* THE PROBLEM:
Copy every record below, exactly as written.

------------------------

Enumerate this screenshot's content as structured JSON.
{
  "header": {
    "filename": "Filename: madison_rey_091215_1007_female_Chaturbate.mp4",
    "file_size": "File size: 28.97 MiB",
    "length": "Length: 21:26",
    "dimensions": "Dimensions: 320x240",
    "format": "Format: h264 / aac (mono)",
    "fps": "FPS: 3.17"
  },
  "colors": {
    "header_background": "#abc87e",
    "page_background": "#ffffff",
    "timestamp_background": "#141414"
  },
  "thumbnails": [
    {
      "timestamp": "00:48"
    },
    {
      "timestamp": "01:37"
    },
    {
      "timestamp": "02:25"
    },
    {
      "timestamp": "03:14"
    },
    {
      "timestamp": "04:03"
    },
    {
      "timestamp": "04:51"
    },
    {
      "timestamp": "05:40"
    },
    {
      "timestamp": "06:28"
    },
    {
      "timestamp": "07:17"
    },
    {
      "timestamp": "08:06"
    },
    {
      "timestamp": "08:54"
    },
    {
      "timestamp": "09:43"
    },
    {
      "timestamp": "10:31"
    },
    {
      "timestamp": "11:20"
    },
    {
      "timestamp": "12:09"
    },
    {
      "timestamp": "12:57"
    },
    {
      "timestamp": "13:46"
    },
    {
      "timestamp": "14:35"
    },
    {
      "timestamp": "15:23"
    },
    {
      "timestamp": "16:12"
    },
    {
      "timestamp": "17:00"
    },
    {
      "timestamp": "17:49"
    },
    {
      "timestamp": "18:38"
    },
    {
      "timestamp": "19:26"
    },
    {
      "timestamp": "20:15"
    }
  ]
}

------------------------

* EXERCISE RESPONSE:
Enumerate this screenshot's content as structured JSON.
{
  "header": {
    "filename": "Filename: madison_rey_091215_1007_female_Chaturbate.mp4",
    "file_size": "File size: 28.97 MiB",
    "length": "Length: 21:26",
    "dimensions": "Dimensions: 320x240",
    "format": "Format: h264 / aac (mono)",
    "fps": "FPS: 3.17"
  },
  "colors": {
    "header_background": "#abc87e",
    "page_background": "#ffffff",
    "timestamp_background": "#141414"
  },
  "thumbnails": [
    {
      "timestamp": "00:48"
    },
    {
      "timestamp": "01:37"
    },
    {
      "timestamp": "02:25"
    },
    {
      "timestamp": "03:14"
    },
    {
      "timestamp": "04:03"
    },
    {
      "timestamp": "04:51"
    },
    {
      "timestamp": "05:40"
    },
    {
      "timestamp": "06:28"
    },
    {
      "timestamp": "07:17"
    },
    {
      "timestamp": "08:06"
    },
    {
      "timestamp": "08:54"
    },
    {
      "timestamp": "09:43"
    },
    {
      "timestamp": "10:31"
    },
    {
      "timestamp": "11:20"
    },
    {
      "timestamp": "12:09"
    },
    {
      "timestamp": "12:57"
    },
    {
      "timestamp": "13:46"
    },
    {
      "timestamp": "14:35"
    },
    {
      "timestamp": "15:23"
    },
    {
      "timestamp": "16:12"
    },
    {
      "timestamp": "17:00"
    },
    {
      "timestamp": "17:49"
    },
    {
      "timestamp": "18:38"
    },
    {
      "timestamp": "19:26"
    },
    {
      "timestamp": "20:15"
    }
  ]
}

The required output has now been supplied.